## [Set problem]
Beginning with the line that contains "Transcribe this image's", extract each line through the end of the listing below, with no additions or omissions.

## [Source material]
_____

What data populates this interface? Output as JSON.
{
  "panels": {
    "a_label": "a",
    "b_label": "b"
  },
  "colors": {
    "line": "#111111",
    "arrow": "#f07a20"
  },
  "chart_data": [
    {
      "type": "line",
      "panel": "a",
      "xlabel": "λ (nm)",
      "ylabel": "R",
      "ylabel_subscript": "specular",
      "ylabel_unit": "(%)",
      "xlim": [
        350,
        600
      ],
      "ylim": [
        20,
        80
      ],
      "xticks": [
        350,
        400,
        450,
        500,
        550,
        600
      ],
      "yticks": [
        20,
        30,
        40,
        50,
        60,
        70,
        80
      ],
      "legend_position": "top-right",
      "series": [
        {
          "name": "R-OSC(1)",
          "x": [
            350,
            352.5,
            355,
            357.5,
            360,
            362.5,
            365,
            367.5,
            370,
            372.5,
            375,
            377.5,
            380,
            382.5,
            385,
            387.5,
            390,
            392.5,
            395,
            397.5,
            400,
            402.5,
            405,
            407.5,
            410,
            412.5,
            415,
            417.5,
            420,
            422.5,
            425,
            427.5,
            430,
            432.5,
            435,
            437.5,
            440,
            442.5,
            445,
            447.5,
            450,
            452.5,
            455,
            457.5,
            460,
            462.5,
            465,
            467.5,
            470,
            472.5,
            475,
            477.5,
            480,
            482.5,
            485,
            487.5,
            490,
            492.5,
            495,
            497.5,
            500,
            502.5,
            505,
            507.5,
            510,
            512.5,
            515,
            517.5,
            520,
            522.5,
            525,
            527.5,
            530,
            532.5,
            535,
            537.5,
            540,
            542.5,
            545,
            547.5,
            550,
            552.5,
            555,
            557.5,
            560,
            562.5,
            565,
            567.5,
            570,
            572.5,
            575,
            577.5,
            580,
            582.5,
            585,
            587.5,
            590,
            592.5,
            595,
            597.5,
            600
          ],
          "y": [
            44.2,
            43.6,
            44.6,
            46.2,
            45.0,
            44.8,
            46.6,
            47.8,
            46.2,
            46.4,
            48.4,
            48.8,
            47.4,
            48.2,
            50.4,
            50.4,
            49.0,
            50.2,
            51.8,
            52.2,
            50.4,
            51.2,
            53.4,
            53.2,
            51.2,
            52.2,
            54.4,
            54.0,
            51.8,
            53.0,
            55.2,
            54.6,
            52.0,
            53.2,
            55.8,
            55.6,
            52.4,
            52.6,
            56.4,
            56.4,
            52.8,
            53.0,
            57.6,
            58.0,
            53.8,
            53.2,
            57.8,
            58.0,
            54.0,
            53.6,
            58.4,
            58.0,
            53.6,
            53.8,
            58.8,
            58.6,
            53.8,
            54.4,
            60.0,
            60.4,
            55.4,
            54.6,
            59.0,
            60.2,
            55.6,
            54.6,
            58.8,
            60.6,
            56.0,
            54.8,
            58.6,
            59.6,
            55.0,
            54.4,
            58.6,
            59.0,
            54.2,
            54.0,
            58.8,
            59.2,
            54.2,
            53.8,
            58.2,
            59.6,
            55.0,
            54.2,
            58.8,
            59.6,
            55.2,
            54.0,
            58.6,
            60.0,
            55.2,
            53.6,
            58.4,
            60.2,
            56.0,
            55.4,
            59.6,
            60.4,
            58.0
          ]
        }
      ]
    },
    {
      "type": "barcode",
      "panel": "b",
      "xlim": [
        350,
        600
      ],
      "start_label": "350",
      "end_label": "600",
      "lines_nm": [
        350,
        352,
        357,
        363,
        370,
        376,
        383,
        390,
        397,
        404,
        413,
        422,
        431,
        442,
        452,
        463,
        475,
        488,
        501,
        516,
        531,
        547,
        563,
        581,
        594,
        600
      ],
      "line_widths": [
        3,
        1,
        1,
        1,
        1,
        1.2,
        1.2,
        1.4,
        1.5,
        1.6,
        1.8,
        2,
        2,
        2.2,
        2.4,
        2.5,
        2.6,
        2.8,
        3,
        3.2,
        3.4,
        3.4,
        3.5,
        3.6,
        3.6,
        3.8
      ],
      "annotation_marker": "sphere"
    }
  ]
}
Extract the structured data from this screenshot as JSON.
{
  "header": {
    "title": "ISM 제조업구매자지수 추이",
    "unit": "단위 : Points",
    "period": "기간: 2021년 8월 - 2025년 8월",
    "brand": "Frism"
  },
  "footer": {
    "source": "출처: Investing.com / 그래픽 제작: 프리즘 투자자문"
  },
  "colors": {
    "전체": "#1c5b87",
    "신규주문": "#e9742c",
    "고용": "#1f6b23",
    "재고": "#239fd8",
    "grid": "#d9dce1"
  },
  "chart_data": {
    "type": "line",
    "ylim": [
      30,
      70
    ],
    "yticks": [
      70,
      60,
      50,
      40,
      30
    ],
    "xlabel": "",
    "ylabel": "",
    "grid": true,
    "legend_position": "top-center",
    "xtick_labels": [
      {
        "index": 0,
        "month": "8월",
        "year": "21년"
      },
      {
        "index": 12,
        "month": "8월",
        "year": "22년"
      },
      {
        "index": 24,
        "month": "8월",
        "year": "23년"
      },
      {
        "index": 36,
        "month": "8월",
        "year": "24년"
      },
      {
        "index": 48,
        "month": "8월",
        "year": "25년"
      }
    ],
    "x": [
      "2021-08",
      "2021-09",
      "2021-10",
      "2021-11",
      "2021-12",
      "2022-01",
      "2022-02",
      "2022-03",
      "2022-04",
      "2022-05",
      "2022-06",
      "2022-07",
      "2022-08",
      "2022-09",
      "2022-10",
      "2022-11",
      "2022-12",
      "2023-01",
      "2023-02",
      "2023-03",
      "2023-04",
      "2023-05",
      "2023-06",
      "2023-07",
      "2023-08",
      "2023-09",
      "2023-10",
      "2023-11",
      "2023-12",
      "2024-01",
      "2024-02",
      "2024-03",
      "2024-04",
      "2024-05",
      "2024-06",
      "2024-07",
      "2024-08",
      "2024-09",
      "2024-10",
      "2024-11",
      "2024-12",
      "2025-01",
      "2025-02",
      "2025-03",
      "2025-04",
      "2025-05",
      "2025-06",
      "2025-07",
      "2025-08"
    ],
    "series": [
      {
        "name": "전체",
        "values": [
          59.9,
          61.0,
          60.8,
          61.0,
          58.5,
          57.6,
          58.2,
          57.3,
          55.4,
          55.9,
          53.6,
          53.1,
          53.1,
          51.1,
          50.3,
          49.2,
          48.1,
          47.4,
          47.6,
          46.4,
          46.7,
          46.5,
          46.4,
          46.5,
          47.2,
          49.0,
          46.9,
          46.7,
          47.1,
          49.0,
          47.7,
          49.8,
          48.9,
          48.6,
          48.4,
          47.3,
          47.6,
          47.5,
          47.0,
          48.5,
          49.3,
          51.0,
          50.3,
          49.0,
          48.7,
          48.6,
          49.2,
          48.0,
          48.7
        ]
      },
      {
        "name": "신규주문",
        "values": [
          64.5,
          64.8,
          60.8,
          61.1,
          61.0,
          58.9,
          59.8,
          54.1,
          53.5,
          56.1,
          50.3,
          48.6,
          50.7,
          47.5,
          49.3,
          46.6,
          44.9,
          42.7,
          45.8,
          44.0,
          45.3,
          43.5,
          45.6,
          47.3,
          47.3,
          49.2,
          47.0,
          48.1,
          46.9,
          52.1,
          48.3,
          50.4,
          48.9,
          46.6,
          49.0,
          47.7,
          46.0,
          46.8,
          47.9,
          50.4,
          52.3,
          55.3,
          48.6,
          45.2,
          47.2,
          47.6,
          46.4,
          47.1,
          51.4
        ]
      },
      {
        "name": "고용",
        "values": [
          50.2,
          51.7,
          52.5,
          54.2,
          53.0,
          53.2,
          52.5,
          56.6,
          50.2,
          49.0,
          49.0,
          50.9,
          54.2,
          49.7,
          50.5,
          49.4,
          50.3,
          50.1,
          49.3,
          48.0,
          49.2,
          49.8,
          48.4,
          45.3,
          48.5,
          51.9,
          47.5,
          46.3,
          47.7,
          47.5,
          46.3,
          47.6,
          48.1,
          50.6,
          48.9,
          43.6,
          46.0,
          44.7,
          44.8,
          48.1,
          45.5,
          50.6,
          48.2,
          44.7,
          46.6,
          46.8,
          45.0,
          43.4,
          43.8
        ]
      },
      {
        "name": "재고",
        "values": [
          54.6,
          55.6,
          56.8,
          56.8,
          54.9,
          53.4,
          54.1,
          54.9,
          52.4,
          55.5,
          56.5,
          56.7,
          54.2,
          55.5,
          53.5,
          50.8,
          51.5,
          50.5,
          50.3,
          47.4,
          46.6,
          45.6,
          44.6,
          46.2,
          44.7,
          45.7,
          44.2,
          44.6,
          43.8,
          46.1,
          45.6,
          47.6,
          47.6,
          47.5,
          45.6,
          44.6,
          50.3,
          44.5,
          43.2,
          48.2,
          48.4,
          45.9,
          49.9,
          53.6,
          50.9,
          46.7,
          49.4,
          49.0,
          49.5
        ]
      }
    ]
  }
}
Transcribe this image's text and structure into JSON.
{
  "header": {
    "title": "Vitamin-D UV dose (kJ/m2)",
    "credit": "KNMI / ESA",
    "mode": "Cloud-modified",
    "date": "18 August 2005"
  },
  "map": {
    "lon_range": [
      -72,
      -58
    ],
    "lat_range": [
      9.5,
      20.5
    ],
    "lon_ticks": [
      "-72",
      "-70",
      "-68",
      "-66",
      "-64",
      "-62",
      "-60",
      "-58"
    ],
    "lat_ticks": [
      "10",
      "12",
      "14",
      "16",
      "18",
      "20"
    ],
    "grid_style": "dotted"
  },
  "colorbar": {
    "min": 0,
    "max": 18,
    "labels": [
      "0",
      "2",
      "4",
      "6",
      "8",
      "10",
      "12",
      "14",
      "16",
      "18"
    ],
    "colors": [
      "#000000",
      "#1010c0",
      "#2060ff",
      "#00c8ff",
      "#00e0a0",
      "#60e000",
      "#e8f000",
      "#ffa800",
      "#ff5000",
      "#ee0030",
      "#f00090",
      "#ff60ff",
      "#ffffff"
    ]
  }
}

_____

## [Solution to this exercise]
Transcribe this image's text and structure into JSON.
{
  "header": {
    "title": "Vitamin-D UV dose (kJ/m2)",
    "credit": "KNMI / ESA",
    "mode": "Cloud-modified",
    "date": "18 August 2005"
  },
  "map": {
    "lon_range": [
      -72,
      -58
    ],
    "lat_range": [
      9.5,
      20.5
    ],
    "lon_ticks": [
      "-72",
      "-70",
      "-68",
      "-66",
      "-64",
      "-62",
      "-60",
      "-58"
    ],
    "lat_ticks": [
      "10",
      "12",
      "14",
      "16",
      "18",
      "20"
    ],
    "grid_style": "dotted"
  },
  "colorbar": {
    "min": 0,
    "max": 18,
    "labels": [
      "0",
      "2",
      "4",
      "6",
      "8",
      "10",
      "12",
      "14",
      "16",
      "18"
    ],
    "colors": [
      "#000000",
      "#1010c0",
      "#2060ff",
      "#00c8ff",
      "#00e0a0",
      "#60e000",
      "#e8f000",
      "#ffa800",
      "#ff5000",
      "#ee0030",
      "#f00090",
      "#ff60ff",
      "#ffffff"
    ]
  }
}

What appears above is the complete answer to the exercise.